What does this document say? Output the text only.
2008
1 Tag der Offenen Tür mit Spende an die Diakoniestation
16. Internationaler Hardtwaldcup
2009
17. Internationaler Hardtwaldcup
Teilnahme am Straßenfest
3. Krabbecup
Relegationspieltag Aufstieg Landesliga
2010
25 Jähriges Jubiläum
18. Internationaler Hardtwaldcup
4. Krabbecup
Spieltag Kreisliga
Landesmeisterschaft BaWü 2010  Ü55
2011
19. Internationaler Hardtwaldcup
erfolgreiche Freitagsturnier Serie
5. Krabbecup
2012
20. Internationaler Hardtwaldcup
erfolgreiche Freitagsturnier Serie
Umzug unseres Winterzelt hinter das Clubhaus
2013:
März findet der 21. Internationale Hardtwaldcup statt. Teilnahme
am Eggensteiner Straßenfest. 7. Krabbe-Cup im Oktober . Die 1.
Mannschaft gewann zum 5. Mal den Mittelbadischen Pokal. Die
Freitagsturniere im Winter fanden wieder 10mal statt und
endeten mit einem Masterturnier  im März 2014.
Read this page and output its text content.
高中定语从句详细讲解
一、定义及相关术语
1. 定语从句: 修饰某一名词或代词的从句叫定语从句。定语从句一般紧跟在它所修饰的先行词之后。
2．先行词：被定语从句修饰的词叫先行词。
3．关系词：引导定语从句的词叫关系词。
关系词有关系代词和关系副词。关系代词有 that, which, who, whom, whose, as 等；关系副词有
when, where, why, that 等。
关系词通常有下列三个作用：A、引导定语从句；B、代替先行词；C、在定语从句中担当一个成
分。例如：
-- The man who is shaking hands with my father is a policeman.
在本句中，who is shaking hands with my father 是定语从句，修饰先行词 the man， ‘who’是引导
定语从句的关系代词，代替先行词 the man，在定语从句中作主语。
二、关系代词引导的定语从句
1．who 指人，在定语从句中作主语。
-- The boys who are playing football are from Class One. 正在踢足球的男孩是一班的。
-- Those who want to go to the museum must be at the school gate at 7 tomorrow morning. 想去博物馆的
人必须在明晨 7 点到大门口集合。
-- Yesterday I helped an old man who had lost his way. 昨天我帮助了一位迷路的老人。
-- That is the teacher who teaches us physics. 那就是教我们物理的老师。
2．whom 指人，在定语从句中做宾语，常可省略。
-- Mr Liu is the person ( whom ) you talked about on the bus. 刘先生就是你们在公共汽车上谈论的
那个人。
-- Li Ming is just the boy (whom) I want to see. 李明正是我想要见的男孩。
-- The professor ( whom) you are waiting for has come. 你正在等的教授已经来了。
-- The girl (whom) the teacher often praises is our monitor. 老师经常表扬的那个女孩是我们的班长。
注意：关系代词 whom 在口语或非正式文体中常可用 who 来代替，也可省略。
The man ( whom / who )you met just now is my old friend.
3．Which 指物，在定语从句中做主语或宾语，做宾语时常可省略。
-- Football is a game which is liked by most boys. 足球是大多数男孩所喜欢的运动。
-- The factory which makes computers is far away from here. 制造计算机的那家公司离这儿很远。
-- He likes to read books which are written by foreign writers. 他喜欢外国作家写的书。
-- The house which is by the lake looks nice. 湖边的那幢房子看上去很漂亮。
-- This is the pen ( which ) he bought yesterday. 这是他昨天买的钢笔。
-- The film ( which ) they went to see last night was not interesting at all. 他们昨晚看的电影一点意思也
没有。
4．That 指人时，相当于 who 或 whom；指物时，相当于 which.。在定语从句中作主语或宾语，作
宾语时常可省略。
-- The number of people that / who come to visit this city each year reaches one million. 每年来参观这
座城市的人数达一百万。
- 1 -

*WORK REQUIRED*
Scan the listing above for the word "代替先行词" and copy every line that holds it.

*RESULT OF THE EXERCISE*
关系词通常有下列三个作用：A、引导定语从句；B、代替先行词；C、在定语从句中担当一个成
定语从句的关系代词，代替先行词 the man，在定语从句中作主语。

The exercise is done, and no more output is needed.